THE PROBLEM: Lift out all lines below that contain "JavaScript".

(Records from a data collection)
[start]

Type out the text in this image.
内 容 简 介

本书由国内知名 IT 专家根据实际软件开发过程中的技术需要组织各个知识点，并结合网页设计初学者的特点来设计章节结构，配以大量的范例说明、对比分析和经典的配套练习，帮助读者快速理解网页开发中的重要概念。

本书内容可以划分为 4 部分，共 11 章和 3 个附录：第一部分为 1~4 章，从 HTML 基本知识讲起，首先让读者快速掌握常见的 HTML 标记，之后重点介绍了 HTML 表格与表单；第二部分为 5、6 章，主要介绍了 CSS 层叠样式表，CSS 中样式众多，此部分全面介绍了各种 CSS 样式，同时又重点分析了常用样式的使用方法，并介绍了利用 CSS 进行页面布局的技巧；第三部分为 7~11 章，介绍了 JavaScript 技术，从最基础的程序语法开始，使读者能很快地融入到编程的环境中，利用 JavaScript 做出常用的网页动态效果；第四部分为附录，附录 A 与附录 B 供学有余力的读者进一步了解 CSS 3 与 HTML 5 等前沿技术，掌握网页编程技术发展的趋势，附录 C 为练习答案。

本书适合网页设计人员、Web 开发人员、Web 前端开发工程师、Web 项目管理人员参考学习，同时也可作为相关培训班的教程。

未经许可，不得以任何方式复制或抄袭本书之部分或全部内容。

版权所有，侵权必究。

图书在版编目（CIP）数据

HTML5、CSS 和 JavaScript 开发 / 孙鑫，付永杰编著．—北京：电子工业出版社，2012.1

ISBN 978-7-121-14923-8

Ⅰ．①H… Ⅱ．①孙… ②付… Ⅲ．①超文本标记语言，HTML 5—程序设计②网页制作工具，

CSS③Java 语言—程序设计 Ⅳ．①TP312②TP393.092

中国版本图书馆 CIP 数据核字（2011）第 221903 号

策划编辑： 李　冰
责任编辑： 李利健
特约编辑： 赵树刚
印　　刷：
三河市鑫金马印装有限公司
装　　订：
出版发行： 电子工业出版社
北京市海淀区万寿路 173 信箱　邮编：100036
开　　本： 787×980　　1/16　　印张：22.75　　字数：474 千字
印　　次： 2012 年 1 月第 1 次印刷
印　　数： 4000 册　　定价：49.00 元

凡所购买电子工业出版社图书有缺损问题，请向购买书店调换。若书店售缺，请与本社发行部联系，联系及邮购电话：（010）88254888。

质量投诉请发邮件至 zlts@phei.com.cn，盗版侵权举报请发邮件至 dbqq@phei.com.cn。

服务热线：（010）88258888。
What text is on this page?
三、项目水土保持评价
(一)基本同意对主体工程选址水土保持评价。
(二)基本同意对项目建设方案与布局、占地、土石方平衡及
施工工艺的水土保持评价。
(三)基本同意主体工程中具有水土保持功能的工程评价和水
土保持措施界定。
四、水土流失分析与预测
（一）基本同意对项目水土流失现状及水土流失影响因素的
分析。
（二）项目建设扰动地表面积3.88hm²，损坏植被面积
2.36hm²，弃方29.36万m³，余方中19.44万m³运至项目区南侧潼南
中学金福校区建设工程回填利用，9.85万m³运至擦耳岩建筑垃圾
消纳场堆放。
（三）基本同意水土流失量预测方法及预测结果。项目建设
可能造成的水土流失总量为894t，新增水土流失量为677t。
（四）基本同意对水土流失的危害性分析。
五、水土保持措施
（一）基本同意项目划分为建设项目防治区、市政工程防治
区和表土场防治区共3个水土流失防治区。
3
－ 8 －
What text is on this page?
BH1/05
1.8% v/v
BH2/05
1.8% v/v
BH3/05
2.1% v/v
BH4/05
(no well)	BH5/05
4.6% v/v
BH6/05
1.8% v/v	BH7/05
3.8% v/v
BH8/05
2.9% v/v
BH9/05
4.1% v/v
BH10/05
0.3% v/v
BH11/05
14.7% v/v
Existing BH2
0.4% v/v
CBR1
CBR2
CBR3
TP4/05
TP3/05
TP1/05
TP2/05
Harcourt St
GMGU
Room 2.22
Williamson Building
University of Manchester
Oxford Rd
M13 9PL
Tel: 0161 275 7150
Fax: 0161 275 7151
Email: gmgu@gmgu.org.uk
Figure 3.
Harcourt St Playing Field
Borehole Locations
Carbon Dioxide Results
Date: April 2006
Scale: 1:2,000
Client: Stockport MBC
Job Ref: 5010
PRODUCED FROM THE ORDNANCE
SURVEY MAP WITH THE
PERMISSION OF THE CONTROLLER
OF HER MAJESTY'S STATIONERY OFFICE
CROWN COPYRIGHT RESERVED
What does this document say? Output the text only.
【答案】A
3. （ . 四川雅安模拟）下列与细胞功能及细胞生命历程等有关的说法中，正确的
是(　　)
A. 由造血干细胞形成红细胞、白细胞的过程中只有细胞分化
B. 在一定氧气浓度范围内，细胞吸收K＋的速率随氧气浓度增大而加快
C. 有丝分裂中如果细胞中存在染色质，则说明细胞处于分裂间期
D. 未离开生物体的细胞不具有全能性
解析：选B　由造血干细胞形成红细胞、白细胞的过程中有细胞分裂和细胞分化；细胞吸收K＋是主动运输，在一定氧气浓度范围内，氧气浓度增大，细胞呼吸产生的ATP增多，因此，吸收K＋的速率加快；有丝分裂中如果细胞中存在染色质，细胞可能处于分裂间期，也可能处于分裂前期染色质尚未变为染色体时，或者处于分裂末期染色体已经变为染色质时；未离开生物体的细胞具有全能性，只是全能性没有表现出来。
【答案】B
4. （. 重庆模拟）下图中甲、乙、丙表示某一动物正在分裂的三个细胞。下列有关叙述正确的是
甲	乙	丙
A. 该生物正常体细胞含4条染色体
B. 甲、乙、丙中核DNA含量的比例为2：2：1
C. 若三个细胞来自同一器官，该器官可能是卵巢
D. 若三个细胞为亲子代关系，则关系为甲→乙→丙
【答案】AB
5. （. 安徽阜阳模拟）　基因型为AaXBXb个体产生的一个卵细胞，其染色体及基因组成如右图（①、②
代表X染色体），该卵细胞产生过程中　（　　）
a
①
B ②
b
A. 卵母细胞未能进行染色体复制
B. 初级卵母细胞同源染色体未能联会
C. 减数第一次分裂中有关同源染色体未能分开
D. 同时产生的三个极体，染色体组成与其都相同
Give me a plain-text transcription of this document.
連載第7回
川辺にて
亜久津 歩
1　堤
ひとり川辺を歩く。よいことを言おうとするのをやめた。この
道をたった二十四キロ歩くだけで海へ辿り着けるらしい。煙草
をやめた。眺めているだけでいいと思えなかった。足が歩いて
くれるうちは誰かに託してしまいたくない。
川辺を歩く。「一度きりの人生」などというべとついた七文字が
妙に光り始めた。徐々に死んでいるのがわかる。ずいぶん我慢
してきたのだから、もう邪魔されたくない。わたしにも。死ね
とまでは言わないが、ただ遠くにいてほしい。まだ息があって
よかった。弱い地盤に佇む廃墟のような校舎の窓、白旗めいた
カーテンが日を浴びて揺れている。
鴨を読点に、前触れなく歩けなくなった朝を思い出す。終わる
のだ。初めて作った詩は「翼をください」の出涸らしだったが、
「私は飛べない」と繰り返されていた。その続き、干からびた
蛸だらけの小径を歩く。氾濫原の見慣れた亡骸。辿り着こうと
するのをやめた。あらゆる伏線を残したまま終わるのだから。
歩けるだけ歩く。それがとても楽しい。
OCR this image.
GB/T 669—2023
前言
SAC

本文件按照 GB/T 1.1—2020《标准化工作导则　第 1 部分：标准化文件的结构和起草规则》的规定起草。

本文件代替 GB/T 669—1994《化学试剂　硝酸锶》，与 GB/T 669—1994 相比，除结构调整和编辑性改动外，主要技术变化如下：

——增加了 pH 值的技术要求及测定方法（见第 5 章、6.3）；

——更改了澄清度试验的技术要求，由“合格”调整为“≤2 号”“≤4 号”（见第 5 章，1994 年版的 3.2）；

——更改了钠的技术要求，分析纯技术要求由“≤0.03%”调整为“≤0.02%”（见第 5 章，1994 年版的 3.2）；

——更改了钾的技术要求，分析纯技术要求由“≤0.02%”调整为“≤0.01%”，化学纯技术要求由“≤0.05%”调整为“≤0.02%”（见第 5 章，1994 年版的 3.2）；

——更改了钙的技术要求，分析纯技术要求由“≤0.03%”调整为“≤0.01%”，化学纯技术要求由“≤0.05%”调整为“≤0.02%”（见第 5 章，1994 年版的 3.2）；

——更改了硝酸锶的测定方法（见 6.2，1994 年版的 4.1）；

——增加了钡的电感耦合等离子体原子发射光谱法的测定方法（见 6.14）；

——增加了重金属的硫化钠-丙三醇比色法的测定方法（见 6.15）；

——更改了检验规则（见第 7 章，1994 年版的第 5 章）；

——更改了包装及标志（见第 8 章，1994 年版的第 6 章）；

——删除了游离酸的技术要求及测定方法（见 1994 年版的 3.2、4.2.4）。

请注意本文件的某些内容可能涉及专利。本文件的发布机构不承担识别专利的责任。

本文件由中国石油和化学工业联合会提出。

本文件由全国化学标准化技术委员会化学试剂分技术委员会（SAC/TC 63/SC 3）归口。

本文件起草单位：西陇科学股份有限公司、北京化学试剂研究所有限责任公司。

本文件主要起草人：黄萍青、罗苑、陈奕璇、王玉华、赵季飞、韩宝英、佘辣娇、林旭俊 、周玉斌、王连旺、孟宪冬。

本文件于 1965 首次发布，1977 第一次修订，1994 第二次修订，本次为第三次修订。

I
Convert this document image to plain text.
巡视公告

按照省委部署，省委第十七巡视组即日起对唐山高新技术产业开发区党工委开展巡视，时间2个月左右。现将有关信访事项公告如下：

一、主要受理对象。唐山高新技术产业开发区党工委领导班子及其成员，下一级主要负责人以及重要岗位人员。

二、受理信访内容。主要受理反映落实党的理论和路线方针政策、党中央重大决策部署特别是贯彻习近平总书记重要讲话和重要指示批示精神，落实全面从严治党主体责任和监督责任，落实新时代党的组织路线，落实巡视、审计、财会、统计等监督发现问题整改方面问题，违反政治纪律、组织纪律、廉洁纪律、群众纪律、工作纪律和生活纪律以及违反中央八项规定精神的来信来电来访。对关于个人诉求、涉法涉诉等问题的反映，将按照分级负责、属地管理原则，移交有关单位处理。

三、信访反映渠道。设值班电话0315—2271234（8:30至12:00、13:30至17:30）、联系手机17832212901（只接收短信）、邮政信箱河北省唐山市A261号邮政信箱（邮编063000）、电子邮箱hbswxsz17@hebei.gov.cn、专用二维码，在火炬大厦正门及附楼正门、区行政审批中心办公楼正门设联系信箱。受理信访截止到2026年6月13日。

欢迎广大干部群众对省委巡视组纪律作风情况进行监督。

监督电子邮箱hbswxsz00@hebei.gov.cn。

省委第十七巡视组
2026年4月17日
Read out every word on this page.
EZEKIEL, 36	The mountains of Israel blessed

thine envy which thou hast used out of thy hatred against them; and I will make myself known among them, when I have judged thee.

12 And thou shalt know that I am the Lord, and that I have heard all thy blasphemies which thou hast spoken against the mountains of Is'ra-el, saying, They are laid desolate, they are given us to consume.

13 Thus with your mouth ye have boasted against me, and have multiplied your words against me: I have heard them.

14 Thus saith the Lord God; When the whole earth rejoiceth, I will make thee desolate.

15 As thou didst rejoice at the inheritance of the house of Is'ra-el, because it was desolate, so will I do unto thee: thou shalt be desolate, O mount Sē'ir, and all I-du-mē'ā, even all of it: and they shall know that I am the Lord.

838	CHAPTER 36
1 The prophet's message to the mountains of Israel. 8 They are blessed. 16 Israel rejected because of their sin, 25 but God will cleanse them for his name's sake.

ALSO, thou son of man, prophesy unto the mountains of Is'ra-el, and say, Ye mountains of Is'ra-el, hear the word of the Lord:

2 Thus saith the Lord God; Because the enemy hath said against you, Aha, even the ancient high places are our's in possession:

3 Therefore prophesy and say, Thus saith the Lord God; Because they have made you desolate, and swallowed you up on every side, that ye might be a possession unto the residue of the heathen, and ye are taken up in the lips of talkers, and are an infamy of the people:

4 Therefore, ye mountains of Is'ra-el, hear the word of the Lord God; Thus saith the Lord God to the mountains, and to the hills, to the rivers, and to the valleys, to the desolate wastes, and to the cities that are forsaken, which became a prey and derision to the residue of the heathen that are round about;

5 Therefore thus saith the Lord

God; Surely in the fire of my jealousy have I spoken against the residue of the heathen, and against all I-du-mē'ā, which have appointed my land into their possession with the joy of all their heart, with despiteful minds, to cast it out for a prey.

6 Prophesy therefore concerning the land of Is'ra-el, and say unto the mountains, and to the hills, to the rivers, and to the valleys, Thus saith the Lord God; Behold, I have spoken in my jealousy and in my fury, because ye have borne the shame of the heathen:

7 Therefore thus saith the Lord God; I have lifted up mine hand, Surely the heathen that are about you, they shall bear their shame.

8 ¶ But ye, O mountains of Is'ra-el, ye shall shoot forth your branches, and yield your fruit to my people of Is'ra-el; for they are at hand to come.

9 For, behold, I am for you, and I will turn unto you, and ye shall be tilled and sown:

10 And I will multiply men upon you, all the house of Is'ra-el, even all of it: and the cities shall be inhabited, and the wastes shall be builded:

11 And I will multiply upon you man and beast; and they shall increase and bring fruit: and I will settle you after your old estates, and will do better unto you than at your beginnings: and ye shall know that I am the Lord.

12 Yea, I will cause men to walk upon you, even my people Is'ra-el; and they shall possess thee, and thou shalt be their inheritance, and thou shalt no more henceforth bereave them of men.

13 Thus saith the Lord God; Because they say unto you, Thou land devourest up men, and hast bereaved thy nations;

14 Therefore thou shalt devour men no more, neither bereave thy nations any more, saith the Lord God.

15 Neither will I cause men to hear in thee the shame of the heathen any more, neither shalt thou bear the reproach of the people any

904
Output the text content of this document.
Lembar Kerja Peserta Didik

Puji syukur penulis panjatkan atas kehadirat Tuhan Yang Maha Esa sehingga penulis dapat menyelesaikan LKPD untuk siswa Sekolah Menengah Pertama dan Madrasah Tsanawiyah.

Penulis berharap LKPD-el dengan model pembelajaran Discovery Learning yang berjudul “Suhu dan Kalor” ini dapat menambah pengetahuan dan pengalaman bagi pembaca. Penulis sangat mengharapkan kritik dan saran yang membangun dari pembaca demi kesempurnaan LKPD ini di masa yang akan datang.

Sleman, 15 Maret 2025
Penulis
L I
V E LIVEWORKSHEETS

[end]

OUTPUT FOR THIS TASK:
本书内容可以划分为 4 部分，共 11 章和 3 个附录：第一部分为 1~4 章，从 HTML 基本知识讲起，首先让读者快速掌握常见的 HTML 标记，之后重点介绍了 HTML 表格与表单；第二部分为 5、6 章，主要介绍了 CSS 层叠样式表，CSS 中样式众多，此部分全面介绍了各种 CSS 样式，同时又重点分析了常用样式的使用方法，并介绍了利用 CSS 进行页面布局的技巧；第三部分为 7~11 章，介绍了 JavaScript 技术，从最基础的程序语法开始，使读者能很快地融入到编程的环境中，利用 JavaScript 做出常用的网页动态效果；第四部分为附录，附录 A 与附录 B 供学有余力的读者进一步了解 CSS 3 与 HTML 5 等前沿技术，掌握网页编程技术发展的趋势，附录 C 为练习答案。
HTML5、CSS 和 JavaScript 开发 / 孙鑫，付永杰编著．—北京：电子工业出版社，2012.1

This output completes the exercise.